• **THE TASK**:
The answer must be every line below that contains the string "junk".

Data extracted from a collection:
- - -
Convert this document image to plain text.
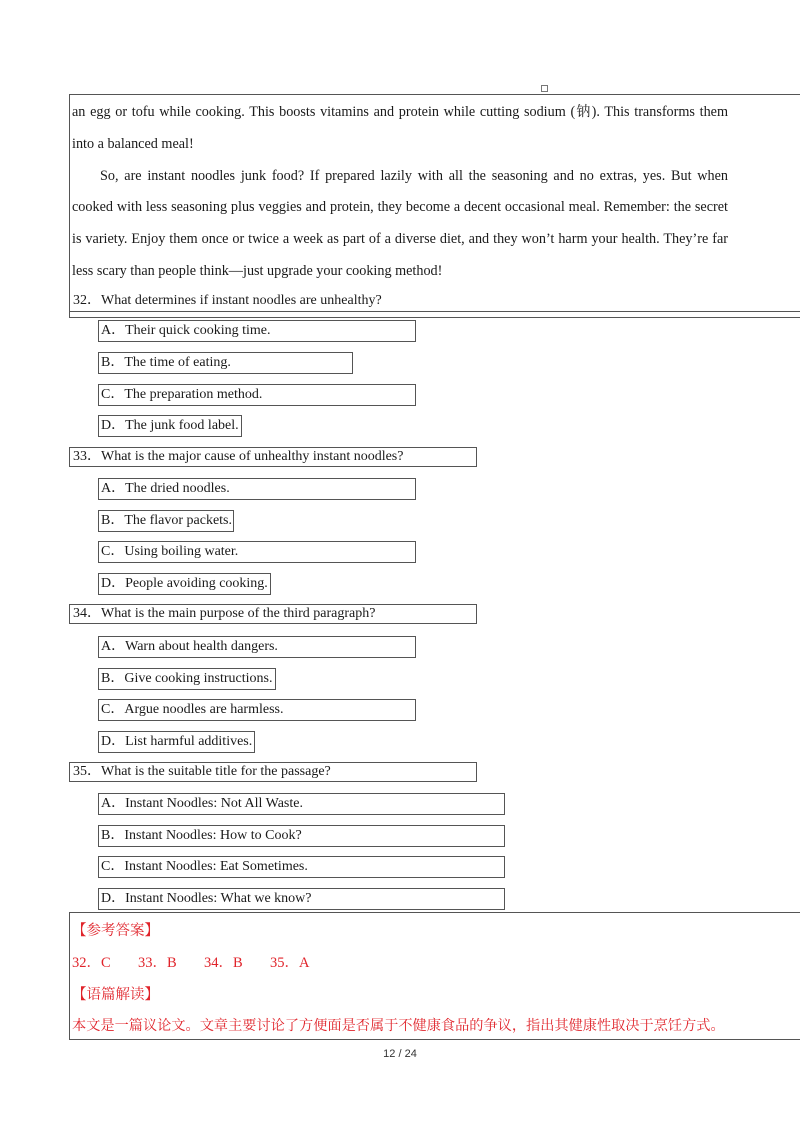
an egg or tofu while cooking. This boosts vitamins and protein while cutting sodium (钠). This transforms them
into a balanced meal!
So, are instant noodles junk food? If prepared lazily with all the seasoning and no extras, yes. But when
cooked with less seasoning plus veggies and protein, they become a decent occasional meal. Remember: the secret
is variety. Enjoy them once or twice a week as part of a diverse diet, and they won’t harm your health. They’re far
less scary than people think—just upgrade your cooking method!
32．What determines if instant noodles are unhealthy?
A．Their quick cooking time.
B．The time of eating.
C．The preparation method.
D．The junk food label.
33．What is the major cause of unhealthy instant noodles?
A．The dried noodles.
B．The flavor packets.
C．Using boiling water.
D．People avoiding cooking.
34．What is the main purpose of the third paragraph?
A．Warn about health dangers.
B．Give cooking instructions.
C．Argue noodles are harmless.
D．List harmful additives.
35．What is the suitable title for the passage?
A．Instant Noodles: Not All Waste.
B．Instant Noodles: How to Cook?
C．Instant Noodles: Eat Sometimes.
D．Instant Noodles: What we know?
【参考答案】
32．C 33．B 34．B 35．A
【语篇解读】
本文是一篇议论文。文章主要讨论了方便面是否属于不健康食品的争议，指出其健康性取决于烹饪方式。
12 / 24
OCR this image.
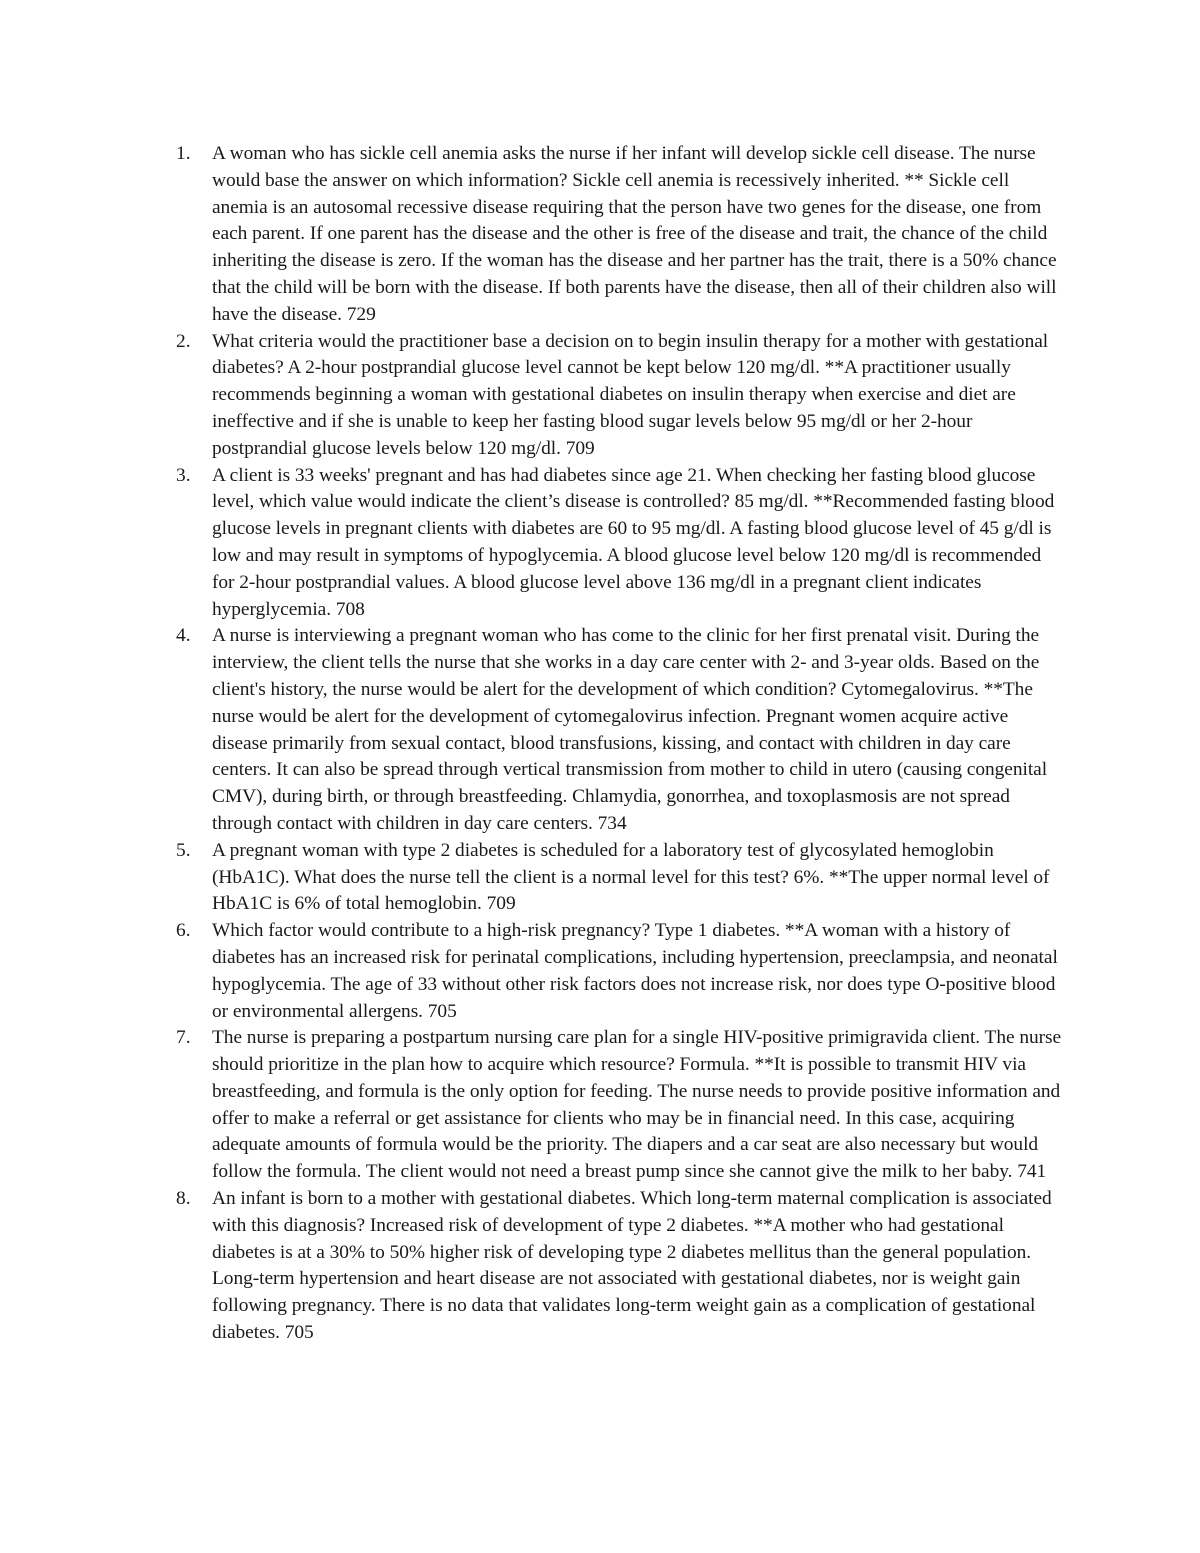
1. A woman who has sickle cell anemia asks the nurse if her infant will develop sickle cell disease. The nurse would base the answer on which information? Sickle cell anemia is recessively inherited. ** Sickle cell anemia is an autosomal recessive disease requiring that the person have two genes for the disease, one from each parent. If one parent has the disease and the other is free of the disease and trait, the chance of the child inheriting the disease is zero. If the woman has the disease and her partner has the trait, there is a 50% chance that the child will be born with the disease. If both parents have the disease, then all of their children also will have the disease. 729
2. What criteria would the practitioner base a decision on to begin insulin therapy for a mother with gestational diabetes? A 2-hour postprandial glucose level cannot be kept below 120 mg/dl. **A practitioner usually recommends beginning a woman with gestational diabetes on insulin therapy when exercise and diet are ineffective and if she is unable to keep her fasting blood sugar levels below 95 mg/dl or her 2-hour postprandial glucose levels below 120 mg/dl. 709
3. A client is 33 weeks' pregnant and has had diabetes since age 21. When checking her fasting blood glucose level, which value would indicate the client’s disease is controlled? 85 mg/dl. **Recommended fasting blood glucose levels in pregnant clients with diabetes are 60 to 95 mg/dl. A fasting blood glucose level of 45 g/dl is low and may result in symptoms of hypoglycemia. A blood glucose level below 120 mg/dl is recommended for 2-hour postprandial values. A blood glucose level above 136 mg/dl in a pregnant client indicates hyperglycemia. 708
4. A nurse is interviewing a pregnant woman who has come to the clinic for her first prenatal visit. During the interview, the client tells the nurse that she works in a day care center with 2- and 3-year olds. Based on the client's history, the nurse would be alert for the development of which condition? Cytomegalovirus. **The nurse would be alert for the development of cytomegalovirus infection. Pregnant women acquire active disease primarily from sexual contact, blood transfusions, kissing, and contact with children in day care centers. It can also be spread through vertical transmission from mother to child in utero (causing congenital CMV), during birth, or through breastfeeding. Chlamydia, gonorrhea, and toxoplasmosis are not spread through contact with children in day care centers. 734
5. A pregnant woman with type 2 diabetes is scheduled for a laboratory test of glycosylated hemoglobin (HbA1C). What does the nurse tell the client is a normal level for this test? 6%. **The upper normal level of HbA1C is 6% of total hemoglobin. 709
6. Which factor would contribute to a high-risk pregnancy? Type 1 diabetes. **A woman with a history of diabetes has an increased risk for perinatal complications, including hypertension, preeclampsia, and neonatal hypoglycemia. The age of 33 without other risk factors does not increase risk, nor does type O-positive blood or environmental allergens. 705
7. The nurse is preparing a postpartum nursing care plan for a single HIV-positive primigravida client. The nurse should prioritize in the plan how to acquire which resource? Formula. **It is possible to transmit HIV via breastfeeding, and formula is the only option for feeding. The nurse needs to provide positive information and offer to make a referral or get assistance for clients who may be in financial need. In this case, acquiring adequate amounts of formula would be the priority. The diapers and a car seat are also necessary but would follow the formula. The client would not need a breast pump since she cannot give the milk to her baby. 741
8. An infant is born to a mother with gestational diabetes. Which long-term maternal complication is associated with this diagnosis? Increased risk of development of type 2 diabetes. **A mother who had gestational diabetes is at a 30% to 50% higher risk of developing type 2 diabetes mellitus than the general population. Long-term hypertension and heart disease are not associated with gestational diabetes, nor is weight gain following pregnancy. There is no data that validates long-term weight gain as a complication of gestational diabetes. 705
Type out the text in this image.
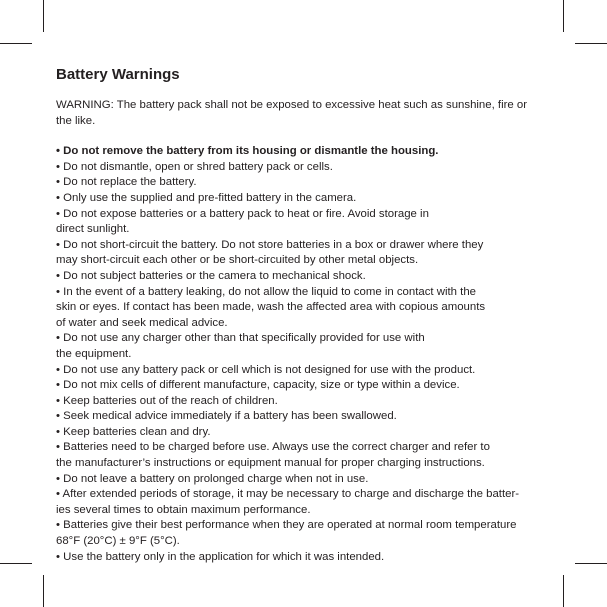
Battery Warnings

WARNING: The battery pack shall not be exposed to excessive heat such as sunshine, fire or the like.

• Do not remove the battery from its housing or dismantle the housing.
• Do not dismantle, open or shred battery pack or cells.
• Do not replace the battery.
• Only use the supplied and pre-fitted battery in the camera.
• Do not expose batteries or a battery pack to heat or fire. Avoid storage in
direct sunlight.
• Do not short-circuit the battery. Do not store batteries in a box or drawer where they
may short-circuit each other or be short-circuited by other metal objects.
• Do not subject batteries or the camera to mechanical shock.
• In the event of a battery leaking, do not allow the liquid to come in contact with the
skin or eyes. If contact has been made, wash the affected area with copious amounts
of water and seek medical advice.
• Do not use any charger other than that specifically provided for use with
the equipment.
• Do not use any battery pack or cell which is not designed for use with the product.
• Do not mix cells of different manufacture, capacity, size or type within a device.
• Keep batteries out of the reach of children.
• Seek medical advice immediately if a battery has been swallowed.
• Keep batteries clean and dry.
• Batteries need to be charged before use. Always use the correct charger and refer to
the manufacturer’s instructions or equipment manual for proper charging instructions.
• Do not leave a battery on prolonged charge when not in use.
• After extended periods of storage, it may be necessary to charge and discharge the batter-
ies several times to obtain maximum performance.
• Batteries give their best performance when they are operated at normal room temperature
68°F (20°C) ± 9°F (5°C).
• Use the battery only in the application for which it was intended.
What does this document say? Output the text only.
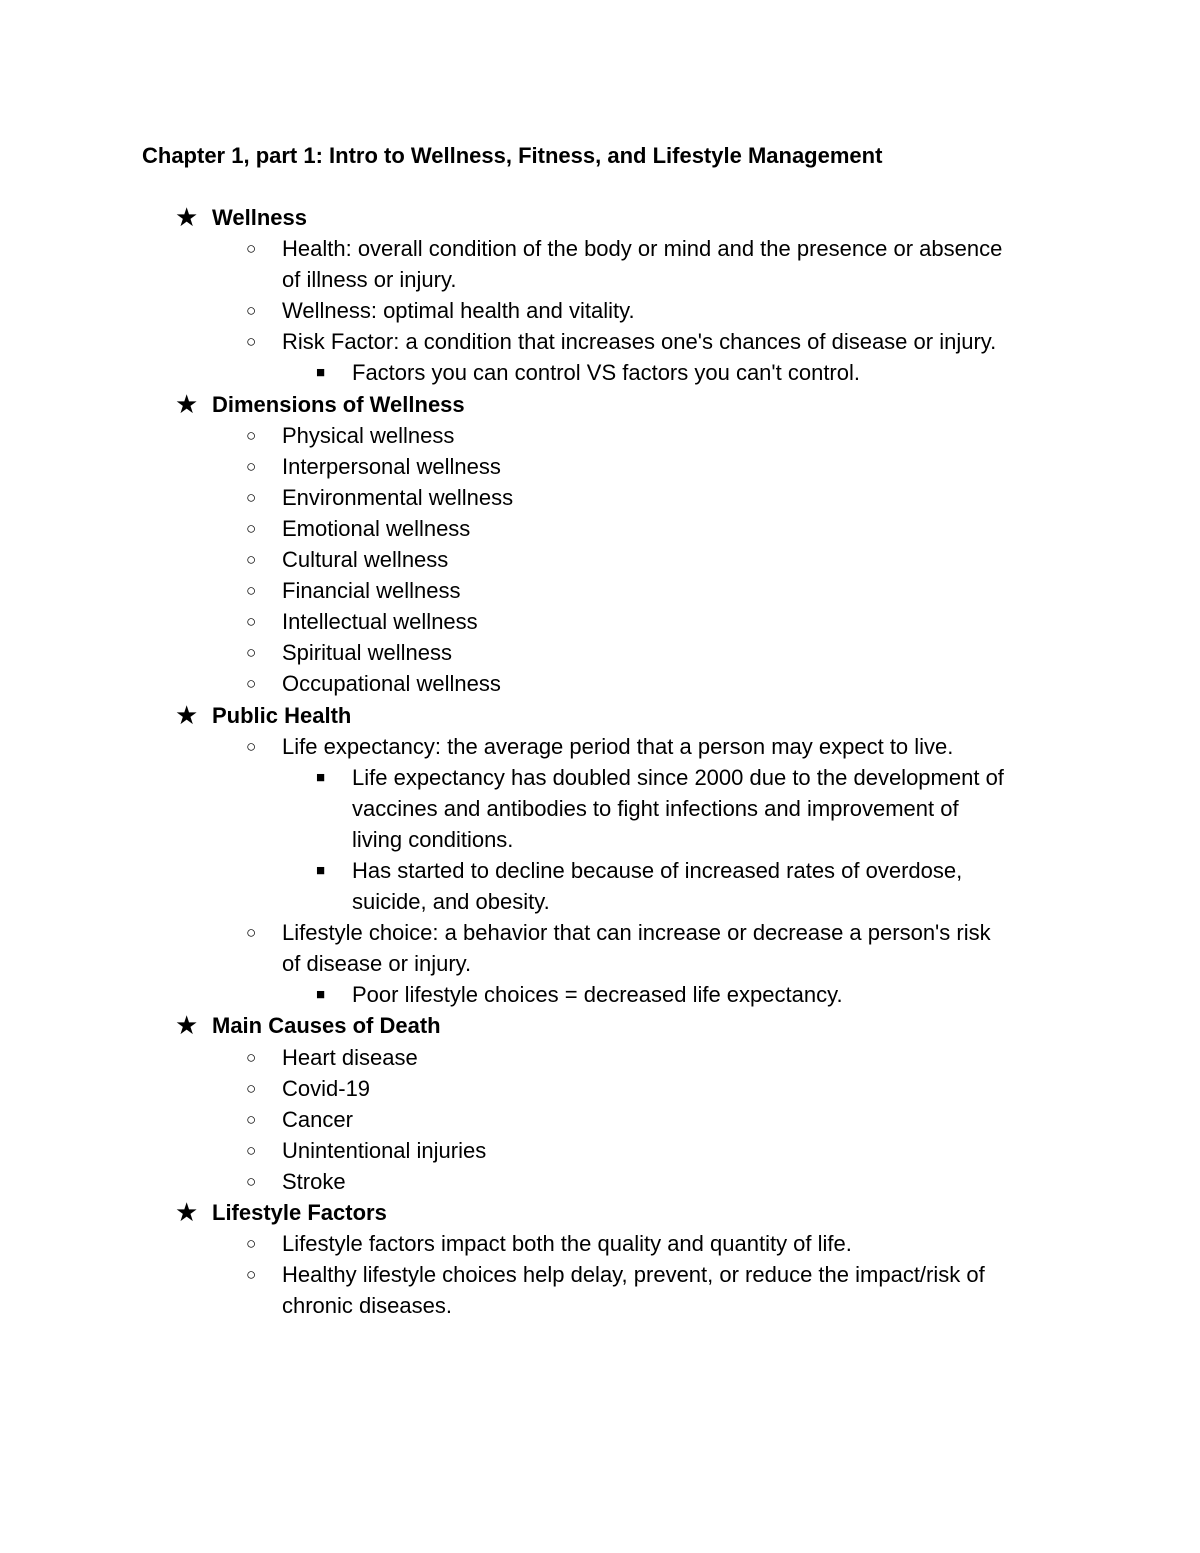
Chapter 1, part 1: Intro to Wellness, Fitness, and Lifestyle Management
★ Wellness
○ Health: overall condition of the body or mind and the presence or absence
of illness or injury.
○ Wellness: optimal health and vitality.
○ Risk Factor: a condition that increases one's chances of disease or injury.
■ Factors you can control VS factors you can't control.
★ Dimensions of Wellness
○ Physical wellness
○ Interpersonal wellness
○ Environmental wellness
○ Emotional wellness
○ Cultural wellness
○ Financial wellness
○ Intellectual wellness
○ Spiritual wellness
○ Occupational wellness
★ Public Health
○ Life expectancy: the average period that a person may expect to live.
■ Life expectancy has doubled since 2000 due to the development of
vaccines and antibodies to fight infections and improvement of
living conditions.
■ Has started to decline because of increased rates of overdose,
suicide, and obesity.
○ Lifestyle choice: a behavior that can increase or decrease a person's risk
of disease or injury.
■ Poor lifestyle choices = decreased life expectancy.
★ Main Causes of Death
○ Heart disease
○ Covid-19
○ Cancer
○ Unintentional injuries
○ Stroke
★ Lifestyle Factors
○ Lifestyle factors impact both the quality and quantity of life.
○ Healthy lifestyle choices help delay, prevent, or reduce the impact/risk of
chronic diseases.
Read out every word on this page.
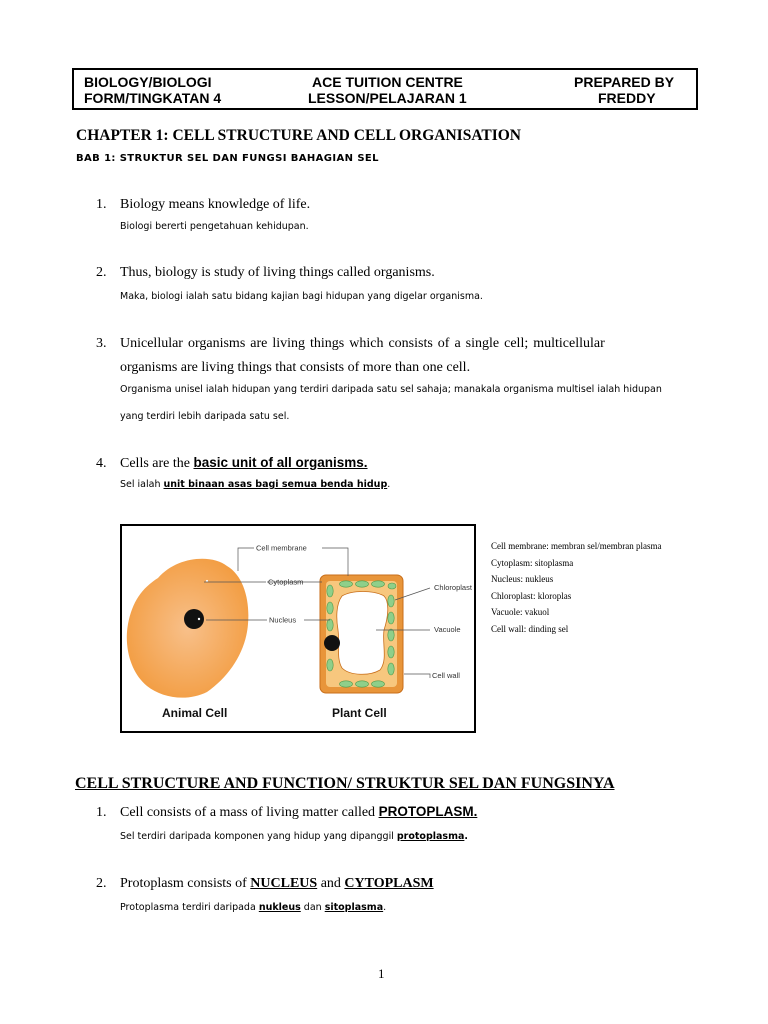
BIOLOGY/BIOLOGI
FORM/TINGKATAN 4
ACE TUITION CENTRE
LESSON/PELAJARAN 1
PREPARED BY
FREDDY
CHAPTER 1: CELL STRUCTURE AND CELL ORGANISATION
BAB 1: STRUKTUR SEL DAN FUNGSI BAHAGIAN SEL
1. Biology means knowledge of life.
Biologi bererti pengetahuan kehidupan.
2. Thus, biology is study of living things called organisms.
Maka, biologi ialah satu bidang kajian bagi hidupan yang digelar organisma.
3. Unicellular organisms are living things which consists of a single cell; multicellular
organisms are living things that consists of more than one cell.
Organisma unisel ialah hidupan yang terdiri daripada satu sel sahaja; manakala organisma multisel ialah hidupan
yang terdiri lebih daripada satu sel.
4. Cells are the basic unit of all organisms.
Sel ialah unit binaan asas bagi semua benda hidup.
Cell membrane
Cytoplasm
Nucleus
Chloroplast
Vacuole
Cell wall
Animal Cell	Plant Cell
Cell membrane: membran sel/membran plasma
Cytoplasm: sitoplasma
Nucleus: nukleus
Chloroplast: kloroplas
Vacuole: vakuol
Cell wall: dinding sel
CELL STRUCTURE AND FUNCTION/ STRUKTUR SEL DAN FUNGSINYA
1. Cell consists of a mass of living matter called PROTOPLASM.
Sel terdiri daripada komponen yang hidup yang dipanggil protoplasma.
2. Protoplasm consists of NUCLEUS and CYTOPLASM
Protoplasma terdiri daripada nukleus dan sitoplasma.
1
- - -
• **ANSWER TO THIS PROBLEM**:
So, are instant noodles junk food? If prepared lazily with all the seasoning and no extras, yes. But when
D．The junk food label.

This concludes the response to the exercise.